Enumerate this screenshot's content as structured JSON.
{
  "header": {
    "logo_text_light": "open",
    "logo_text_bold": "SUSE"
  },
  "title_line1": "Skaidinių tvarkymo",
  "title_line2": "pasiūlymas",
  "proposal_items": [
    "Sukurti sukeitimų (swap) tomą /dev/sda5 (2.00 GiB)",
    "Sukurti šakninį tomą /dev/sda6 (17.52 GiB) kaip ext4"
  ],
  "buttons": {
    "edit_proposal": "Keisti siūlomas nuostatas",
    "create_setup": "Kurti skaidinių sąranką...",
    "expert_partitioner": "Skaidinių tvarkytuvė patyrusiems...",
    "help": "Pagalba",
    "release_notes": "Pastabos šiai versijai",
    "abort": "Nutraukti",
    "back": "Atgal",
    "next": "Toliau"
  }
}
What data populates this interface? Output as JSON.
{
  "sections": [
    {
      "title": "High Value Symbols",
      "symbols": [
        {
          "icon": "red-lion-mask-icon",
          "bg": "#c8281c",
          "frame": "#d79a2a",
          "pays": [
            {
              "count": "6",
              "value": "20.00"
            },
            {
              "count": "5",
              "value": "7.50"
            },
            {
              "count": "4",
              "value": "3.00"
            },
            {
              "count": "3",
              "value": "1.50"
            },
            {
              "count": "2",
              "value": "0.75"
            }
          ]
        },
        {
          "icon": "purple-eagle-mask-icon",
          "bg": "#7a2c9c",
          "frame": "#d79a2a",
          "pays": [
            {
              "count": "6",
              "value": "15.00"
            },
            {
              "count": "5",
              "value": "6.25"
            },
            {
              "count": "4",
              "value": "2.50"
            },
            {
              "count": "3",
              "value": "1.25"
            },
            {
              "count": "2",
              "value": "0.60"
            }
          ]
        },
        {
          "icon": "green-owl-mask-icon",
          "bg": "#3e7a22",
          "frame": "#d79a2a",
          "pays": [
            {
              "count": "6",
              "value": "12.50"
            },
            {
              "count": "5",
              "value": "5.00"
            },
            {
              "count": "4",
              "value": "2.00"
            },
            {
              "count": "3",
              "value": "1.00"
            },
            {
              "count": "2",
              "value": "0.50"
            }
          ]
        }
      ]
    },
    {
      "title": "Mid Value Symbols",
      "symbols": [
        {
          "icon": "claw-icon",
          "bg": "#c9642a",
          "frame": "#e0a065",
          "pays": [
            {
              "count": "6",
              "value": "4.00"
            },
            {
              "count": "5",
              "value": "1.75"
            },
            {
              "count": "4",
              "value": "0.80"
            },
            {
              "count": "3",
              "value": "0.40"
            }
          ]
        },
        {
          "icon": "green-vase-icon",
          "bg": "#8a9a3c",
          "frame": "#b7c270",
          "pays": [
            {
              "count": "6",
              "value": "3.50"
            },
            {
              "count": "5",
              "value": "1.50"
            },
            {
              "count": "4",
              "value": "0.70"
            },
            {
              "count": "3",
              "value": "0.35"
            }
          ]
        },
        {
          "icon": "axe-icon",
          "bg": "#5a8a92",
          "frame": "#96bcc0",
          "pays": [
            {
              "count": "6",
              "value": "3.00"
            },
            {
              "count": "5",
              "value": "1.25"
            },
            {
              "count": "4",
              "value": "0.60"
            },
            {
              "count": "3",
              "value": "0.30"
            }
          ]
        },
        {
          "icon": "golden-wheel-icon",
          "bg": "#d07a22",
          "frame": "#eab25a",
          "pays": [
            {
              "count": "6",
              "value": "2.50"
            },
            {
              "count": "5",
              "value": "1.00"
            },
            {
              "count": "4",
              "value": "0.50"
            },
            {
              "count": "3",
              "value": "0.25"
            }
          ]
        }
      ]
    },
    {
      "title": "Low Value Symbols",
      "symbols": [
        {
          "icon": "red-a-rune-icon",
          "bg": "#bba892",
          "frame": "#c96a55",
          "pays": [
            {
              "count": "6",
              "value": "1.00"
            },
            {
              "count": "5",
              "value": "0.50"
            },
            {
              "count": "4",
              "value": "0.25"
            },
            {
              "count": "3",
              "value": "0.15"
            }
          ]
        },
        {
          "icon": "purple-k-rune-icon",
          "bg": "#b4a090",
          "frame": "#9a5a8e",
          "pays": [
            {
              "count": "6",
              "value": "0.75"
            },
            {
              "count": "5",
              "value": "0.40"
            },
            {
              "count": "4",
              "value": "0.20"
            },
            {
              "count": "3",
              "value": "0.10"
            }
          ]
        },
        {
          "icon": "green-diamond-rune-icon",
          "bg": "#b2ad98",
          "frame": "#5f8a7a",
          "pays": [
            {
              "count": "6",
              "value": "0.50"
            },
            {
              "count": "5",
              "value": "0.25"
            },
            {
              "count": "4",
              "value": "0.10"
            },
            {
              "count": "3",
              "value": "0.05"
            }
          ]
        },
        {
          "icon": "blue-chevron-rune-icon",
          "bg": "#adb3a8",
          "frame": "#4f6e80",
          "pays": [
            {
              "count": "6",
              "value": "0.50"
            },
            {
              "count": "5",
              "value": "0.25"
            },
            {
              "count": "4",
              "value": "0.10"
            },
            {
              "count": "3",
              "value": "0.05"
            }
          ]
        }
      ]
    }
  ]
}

STATED EXERCISE: Copy all lines from the material that contain "purple".

RESULT:
          "icon": "purple-eagle-mask-icon",
          "icon": "purple-k-rune-icon",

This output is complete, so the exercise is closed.